-- begin Data records --

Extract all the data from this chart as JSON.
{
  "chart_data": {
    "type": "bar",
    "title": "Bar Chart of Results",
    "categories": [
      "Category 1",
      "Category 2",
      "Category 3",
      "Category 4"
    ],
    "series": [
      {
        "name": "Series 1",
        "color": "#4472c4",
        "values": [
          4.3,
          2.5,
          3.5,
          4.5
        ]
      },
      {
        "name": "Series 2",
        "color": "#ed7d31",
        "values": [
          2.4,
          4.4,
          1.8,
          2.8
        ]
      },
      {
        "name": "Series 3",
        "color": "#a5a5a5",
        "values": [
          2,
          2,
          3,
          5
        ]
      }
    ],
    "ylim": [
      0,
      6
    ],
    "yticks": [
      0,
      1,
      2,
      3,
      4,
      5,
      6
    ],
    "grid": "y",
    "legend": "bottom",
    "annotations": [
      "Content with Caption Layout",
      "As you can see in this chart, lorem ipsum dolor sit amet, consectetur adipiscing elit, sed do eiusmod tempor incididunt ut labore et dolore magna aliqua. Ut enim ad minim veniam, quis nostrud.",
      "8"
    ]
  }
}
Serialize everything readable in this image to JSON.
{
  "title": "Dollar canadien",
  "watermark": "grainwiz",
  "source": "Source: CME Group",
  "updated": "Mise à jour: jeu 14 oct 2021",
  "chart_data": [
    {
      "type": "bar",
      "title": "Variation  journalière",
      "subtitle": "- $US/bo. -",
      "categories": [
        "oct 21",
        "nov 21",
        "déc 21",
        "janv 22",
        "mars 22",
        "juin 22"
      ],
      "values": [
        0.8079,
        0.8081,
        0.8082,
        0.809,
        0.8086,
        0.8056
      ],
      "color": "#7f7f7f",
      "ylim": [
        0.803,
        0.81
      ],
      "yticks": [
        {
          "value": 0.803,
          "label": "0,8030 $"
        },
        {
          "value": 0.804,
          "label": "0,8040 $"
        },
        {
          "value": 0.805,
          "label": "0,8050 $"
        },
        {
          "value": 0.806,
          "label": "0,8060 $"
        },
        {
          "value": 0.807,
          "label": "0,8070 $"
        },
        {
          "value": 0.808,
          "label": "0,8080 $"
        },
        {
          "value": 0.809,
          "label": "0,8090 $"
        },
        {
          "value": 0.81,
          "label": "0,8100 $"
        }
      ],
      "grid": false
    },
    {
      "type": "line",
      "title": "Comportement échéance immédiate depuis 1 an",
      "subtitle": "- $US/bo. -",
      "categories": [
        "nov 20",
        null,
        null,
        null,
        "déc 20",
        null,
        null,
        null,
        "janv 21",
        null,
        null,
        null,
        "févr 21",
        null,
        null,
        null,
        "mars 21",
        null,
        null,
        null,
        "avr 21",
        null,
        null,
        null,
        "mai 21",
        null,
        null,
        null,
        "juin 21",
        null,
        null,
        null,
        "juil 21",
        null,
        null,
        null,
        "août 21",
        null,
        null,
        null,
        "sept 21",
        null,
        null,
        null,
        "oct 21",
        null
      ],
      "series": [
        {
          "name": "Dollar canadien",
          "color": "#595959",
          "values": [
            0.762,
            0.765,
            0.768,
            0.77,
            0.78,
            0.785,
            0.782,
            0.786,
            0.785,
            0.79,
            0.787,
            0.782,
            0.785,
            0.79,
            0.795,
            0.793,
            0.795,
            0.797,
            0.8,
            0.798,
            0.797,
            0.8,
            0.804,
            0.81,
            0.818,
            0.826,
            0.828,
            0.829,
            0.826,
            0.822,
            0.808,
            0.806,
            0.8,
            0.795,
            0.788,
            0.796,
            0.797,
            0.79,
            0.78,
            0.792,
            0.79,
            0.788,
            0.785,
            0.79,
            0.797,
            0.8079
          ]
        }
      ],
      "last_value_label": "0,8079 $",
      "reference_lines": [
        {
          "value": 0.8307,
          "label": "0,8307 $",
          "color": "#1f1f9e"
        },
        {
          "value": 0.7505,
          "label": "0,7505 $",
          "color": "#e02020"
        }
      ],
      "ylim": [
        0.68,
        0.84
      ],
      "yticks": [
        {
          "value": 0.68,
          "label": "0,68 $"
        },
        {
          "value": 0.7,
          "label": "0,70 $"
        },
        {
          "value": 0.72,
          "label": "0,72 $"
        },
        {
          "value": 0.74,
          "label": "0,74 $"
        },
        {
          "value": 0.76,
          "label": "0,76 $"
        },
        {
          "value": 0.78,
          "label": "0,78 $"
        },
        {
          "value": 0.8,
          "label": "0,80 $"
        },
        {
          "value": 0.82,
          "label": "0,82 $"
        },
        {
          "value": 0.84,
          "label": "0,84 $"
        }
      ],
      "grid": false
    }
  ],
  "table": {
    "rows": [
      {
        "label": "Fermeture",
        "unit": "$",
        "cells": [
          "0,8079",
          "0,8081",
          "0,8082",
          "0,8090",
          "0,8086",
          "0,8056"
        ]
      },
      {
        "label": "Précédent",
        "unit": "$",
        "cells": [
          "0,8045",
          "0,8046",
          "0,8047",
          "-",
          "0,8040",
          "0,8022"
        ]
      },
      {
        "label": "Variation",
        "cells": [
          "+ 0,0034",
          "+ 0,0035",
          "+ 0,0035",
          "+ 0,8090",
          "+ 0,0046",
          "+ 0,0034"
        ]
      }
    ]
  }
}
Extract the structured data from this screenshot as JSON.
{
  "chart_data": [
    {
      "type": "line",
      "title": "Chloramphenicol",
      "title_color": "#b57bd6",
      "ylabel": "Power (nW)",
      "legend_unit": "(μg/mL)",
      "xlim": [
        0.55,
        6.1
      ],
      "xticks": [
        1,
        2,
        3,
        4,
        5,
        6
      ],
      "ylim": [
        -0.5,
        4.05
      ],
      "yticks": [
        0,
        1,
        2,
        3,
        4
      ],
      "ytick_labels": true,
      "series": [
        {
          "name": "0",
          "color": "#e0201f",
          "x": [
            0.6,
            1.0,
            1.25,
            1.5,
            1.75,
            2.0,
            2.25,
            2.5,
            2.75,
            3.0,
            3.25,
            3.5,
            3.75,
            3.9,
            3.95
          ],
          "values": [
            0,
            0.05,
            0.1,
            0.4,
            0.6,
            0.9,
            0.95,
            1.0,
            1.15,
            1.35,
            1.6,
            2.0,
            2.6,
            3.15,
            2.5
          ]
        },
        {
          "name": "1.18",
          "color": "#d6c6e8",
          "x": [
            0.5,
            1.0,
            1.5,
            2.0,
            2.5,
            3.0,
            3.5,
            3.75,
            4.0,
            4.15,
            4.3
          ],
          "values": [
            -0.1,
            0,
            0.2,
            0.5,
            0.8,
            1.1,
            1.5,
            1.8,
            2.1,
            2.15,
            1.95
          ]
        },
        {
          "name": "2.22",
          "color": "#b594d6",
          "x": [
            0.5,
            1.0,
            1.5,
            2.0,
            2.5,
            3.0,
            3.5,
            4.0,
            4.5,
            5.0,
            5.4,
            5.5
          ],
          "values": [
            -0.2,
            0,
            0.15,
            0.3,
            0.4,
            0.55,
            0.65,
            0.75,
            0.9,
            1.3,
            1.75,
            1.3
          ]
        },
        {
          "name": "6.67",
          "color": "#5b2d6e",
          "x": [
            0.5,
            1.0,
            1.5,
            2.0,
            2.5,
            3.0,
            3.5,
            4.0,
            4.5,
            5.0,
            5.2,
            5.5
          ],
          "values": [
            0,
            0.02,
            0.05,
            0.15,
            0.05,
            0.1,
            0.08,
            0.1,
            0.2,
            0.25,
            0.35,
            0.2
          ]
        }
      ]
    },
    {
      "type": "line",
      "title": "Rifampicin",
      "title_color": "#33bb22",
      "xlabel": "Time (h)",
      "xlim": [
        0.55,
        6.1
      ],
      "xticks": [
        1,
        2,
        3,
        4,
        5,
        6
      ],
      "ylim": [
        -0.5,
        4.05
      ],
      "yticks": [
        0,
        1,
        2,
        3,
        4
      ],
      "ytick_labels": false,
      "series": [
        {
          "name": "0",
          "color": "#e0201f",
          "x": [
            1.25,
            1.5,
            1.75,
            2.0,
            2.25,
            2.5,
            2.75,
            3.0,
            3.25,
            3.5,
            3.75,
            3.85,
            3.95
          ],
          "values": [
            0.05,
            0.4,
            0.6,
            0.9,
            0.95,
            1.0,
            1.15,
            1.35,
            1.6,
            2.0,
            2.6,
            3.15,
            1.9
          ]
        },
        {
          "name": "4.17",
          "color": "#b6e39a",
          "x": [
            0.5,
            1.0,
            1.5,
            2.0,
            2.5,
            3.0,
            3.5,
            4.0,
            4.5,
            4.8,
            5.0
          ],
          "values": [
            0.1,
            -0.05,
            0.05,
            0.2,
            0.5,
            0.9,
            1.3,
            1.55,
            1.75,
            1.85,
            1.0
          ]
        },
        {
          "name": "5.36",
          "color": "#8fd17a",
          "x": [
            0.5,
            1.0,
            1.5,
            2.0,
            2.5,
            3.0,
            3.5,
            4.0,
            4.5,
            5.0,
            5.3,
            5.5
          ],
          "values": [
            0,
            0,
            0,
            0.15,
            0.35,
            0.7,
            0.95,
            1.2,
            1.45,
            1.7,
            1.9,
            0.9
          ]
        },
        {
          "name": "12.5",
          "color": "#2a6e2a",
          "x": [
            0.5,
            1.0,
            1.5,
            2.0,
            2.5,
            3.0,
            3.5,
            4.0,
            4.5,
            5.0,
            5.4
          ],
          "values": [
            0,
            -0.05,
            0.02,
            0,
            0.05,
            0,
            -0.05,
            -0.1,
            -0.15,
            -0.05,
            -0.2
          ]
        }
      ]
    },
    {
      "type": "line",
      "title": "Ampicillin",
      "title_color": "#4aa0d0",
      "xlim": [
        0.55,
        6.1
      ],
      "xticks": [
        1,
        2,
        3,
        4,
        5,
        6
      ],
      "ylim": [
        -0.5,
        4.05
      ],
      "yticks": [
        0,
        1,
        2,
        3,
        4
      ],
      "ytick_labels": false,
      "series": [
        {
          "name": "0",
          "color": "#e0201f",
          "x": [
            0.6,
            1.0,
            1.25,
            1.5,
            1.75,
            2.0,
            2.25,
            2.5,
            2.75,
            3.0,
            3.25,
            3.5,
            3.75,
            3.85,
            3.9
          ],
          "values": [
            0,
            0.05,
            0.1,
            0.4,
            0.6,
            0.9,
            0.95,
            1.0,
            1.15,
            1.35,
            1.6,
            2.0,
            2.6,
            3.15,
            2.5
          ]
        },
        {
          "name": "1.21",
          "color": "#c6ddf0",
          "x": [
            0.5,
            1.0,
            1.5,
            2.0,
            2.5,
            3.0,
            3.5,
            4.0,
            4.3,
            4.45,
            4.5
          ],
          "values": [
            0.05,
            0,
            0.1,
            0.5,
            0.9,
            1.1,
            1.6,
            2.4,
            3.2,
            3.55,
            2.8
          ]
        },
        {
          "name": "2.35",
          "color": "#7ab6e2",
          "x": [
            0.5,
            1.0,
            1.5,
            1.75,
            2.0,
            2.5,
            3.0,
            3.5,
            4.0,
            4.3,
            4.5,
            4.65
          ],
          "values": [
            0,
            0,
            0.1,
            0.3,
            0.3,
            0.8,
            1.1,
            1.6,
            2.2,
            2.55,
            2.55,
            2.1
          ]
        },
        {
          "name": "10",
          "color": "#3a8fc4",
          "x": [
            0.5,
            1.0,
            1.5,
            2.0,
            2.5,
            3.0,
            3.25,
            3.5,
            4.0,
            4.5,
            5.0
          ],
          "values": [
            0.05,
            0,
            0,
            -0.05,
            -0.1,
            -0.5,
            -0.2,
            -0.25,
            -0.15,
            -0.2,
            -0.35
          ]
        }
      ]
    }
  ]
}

-- end Data records --

* _Requirement_: Locate the word "JSON" in the records and collect each line it appears in.

* _Result_:
Extract all the data from this chart as JSON.
Serialize everything readable in this image to JSON.
Extract the structured data from this screenshot as JSON.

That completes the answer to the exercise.